- Task inputs -
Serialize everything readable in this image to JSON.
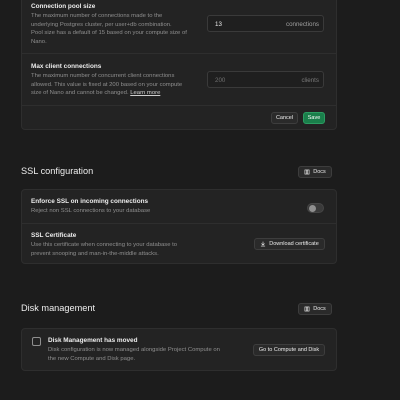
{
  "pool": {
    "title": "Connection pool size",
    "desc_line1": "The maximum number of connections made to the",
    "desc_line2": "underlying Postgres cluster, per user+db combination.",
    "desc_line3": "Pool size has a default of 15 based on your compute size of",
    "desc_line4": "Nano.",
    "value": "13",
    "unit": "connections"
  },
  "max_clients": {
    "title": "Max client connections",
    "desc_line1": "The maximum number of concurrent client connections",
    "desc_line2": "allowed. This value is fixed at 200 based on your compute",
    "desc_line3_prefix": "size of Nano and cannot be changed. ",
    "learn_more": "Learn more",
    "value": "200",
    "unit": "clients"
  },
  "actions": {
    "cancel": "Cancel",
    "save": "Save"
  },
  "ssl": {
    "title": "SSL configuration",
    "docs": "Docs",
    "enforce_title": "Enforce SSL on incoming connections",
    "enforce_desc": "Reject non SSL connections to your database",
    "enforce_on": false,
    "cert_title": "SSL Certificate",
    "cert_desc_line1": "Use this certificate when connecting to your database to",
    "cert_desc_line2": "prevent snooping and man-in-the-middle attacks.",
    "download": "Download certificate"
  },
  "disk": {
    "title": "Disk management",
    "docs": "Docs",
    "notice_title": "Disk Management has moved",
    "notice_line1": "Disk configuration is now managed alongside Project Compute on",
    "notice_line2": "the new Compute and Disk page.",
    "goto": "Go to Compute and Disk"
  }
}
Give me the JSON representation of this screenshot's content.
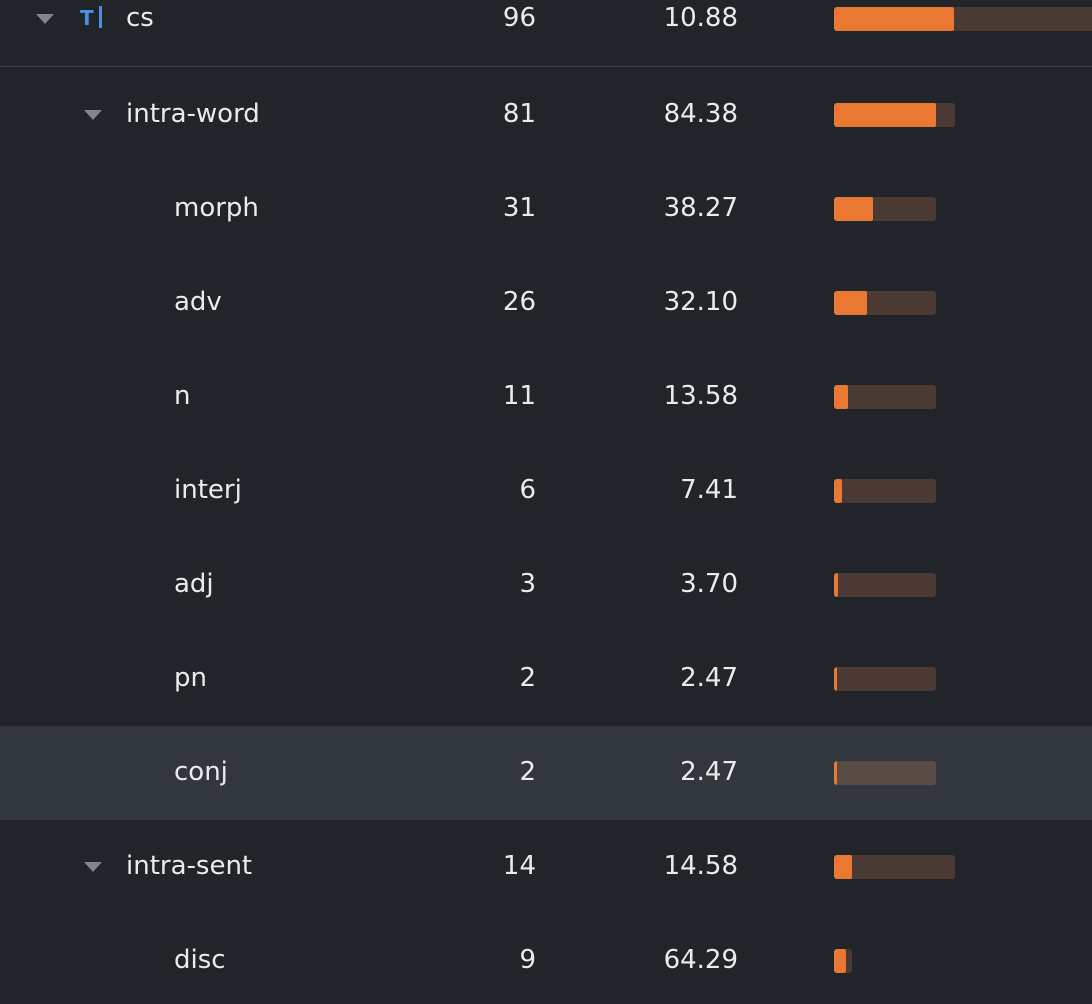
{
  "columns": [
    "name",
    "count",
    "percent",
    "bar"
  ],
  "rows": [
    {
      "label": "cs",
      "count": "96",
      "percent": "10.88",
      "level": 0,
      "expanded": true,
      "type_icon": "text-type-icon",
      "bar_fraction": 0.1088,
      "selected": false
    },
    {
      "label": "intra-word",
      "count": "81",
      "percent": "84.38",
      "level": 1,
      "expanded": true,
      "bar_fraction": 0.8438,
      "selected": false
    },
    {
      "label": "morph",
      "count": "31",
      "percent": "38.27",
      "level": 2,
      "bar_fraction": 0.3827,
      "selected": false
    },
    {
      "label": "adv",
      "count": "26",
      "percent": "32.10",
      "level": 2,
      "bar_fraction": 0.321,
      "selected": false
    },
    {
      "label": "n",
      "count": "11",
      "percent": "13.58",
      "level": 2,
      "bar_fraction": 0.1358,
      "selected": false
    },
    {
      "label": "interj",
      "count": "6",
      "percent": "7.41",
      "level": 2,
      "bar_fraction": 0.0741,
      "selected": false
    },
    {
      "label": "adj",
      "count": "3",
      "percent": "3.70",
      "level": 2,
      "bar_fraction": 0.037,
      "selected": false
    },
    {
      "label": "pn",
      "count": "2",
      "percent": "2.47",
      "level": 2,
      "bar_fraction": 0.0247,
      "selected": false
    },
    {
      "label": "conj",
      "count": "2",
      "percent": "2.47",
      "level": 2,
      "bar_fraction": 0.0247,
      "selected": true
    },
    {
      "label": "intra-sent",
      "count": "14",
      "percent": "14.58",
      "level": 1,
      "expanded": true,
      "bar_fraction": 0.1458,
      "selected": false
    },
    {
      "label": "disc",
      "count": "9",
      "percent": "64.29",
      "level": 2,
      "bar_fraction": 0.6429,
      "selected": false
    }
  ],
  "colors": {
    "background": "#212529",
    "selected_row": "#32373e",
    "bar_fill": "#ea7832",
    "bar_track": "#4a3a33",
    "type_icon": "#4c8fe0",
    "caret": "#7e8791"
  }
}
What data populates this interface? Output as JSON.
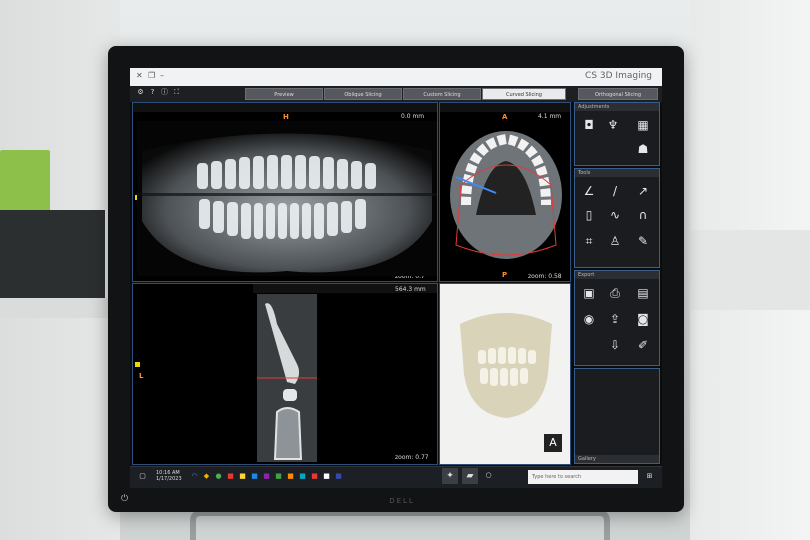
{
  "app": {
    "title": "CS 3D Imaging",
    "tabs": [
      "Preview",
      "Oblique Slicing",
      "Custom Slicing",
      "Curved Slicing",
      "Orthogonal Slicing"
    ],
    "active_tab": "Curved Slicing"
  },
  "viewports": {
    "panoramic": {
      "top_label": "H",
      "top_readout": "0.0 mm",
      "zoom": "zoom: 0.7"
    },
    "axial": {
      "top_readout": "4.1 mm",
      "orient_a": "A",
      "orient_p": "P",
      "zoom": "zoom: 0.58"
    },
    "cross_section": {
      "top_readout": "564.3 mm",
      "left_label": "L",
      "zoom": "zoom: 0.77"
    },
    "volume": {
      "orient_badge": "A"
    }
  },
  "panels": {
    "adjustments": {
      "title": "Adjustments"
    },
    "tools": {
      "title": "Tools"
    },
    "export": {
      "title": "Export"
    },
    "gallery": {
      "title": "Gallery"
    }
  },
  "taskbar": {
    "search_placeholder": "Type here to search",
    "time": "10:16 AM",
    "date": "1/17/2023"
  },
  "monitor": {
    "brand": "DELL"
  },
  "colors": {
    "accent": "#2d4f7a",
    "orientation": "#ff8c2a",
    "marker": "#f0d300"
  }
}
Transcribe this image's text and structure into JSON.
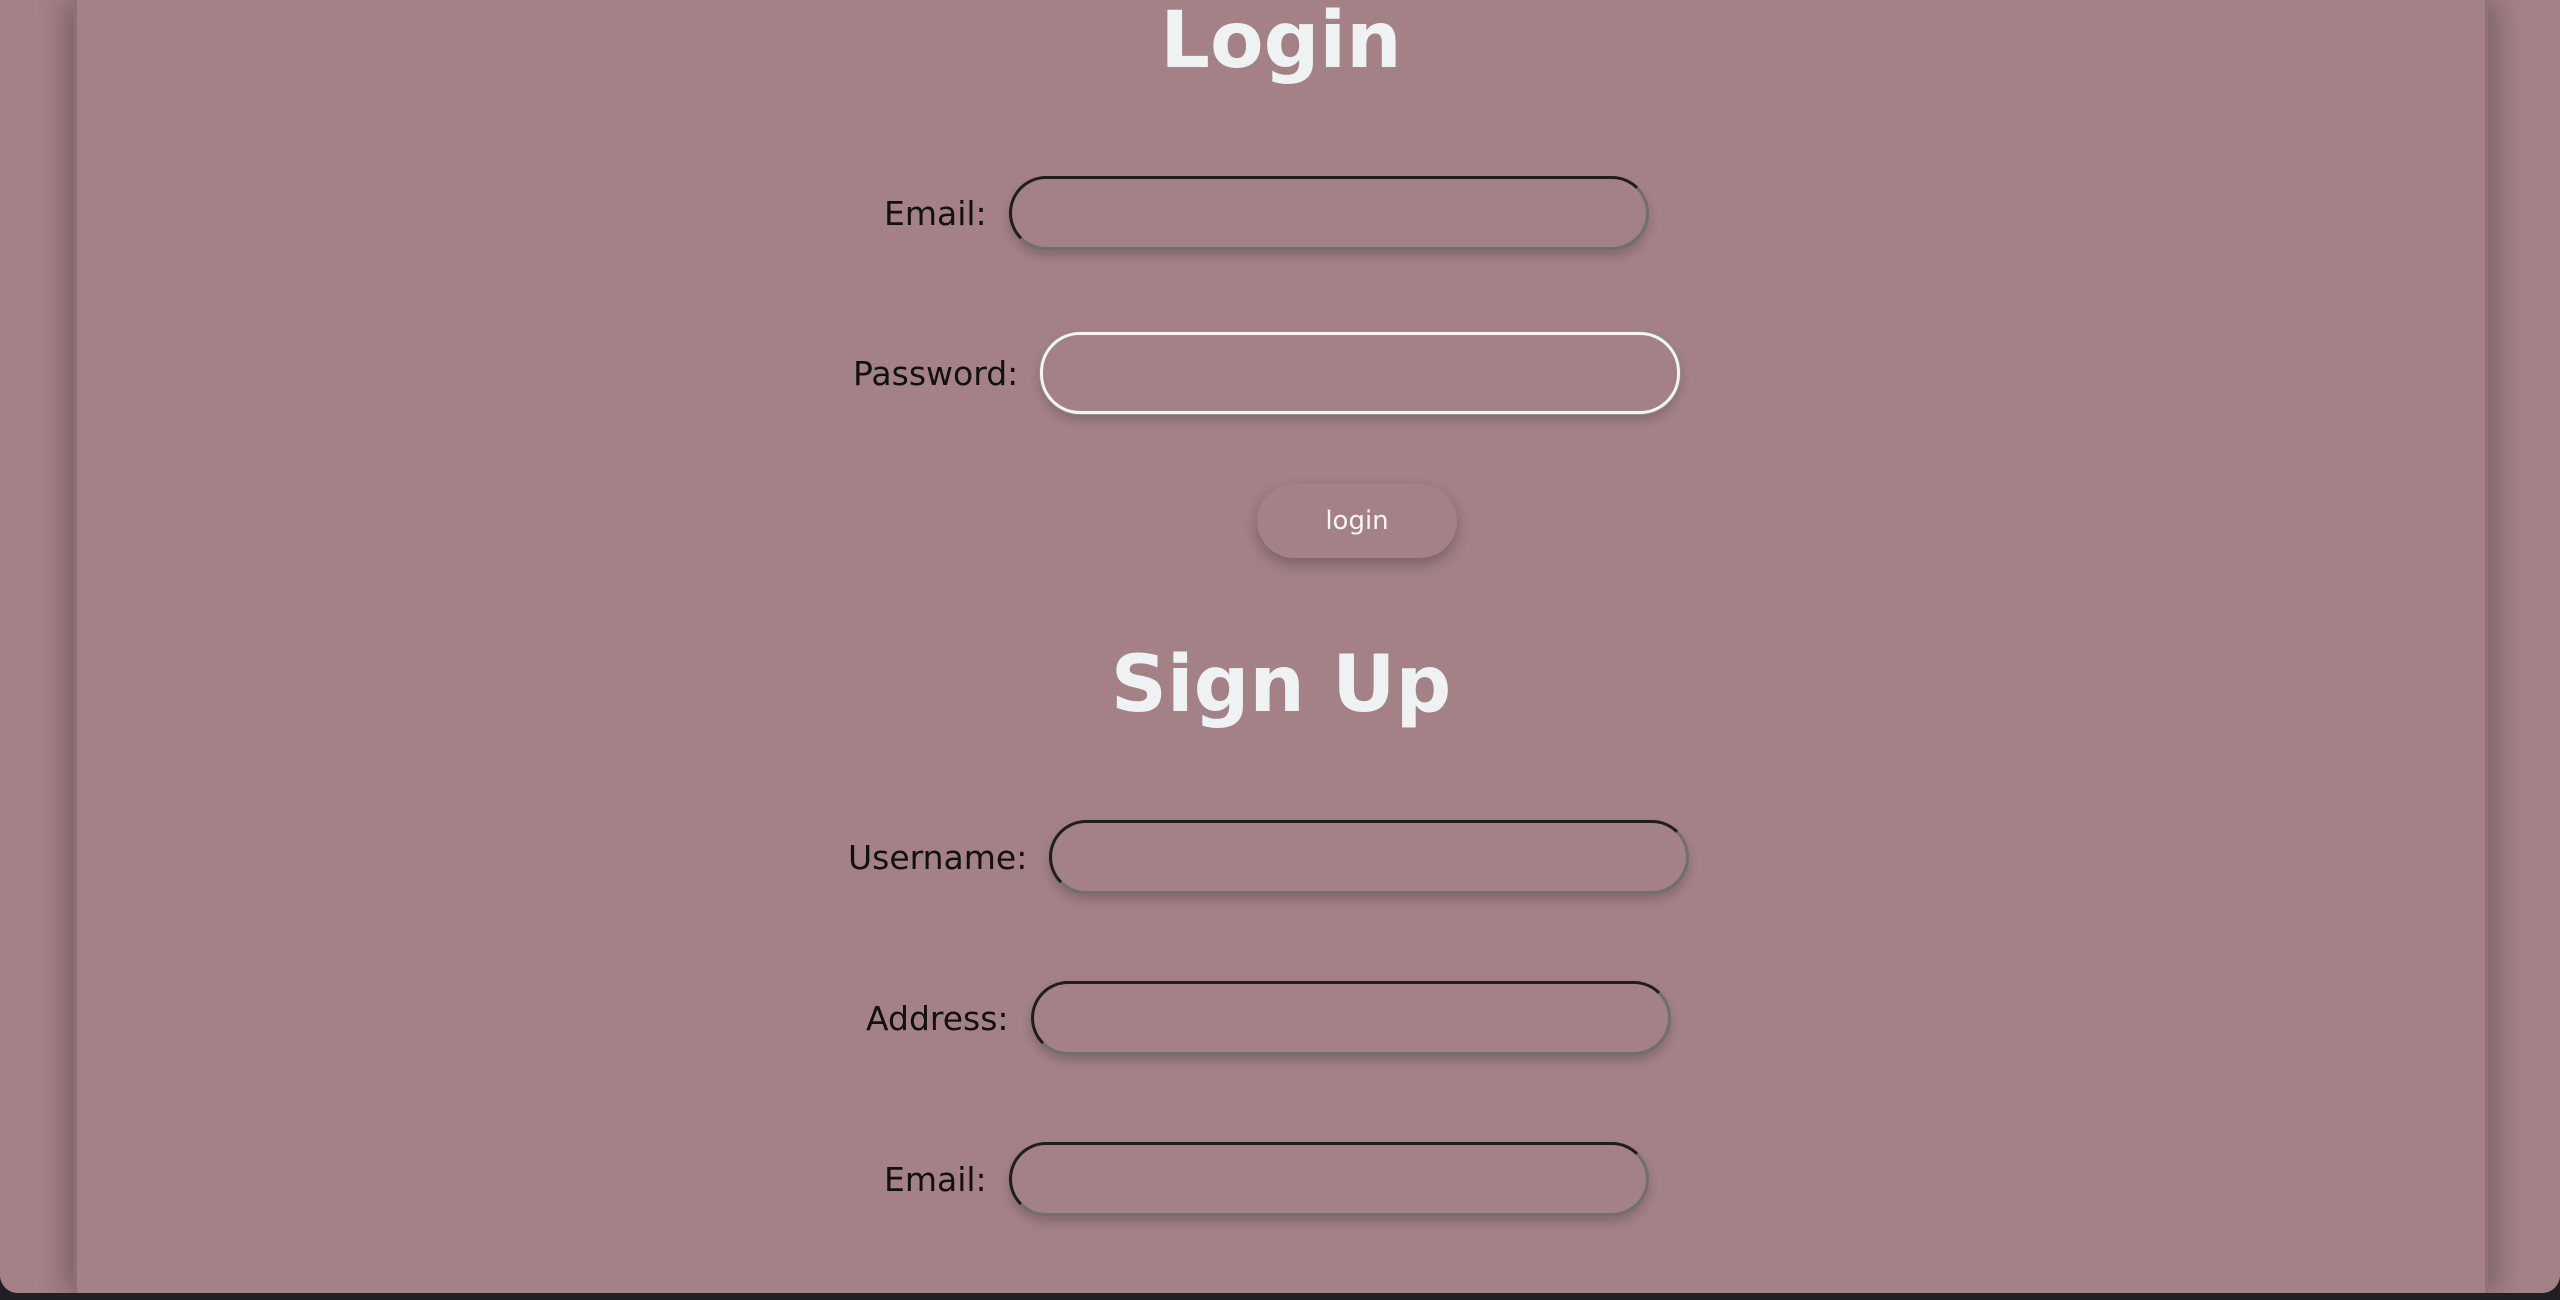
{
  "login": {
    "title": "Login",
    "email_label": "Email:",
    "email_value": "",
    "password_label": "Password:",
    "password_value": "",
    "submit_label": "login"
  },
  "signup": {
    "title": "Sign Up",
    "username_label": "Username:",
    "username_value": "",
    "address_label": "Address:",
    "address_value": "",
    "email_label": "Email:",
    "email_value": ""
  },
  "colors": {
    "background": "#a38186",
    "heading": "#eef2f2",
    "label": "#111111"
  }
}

- Given task -
Beginning at the line with "Transcribe this image's", reproduce each line exactly through the last line of the records above, with pictures left out.

- Correct output -
Transcribe this image's text and structure into JSON.
{
  "login": {
    "title": "Login",
    "email_label": "Email:",
    "email_value": "",
    "password_label": "Password:",
    "password_value": "",
    "submit_label": "login"
  },
  "signup": {
    "title": "Sign Up",
    "username_label": "Username:",
    "username_value": "",
    "address_label": "Address:",
    "address_value": "",
    "email_label": "Email:",
    "email_value": ""
  },
  "colors": {
    "background": "#a38186",
    "heading": "#eef2f2",
    "label": "#111111"
  }
}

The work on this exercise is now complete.